▶ **Information shown**
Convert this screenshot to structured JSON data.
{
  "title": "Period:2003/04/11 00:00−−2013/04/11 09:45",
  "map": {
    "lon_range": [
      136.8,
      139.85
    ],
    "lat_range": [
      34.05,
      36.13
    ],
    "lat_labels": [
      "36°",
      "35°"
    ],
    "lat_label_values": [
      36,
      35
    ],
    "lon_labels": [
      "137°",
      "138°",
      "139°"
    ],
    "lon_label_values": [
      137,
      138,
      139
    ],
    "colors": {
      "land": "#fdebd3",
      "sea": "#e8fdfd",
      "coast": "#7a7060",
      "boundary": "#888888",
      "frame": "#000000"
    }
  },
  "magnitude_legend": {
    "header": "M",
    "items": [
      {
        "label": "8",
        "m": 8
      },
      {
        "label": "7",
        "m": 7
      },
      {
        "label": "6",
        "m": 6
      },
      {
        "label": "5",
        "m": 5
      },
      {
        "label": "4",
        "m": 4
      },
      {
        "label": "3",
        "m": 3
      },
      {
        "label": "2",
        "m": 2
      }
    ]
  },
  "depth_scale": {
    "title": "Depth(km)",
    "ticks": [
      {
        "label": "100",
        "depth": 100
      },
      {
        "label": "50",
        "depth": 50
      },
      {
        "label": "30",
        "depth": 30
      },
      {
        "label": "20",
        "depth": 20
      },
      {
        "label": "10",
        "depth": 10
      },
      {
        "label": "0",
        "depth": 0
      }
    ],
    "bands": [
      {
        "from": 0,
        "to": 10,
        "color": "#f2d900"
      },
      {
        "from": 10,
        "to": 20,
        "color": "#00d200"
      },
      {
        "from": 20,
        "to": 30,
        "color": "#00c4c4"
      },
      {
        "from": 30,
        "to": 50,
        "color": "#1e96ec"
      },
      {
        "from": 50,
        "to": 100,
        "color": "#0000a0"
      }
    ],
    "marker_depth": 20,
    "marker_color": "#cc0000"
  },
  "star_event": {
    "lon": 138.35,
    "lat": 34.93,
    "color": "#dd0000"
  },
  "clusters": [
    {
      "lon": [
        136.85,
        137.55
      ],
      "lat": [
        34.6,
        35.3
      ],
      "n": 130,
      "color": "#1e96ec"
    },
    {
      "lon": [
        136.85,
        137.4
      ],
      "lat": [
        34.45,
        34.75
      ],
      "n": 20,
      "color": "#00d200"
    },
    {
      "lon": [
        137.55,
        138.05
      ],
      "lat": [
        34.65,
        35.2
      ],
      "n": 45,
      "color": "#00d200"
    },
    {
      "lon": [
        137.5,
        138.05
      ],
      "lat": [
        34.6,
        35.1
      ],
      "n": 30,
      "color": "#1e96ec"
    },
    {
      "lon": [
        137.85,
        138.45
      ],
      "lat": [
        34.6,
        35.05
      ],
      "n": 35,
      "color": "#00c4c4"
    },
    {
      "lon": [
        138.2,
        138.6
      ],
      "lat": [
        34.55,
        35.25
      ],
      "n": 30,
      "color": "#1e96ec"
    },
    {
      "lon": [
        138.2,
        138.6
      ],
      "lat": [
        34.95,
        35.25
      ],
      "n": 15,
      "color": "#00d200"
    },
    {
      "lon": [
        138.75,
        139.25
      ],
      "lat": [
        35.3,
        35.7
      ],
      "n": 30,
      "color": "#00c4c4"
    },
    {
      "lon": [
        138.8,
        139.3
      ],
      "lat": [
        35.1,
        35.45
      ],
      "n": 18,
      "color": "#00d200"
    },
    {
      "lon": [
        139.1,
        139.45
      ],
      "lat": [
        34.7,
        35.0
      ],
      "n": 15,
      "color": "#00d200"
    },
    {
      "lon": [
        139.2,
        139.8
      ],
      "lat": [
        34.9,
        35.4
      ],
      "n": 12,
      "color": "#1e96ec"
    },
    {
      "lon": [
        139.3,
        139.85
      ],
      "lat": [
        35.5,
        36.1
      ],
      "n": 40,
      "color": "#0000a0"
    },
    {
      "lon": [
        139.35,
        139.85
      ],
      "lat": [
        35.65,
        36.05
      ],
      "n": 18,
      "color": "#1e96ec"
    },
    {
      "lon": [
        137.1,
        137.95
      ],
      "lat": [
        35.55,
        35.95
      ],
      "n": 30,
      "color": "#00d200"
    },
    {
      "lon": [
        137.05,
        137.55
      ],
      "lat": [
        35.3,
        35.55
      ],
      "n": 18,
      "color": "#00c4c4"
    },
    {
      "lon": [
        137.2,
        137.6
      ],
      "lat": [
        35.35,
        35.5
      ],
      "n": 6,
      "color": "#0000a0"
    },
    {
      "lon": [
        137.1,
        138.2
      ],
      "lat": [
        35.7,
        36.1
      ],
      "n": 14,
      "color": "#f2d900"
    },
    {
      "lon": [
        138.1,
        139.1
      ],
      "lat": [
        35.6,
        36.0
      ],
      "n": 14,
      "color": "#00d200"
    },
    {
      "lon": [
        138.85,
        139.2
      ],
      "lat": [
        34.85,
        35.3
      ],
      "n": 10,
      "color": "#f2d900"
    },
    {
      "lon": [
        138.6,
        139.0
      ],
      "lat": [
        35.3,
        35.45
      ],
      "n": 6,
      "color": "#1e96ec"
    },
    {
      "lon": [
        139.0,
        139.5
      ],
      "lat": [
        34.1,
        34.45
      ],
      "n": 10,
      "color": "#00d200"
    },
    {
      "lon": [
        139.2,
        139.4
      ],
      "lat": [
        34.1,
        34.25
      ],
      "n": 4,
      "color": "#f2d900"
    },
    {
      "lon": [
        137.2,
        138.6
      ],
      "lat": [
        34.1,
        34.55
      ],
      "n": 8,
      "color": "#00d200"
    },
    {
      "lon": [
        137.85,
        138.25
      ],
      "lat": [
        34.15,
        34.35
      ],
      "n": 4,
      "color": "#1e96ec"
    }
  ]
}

▶ **Job**
Copy all lines in the listing above where the string "title" appears.

▶ **Expected output**
  "title": "Period:2003/04/11 00:00−−2013/04/11 09:45",
    "title": "Depth(km)",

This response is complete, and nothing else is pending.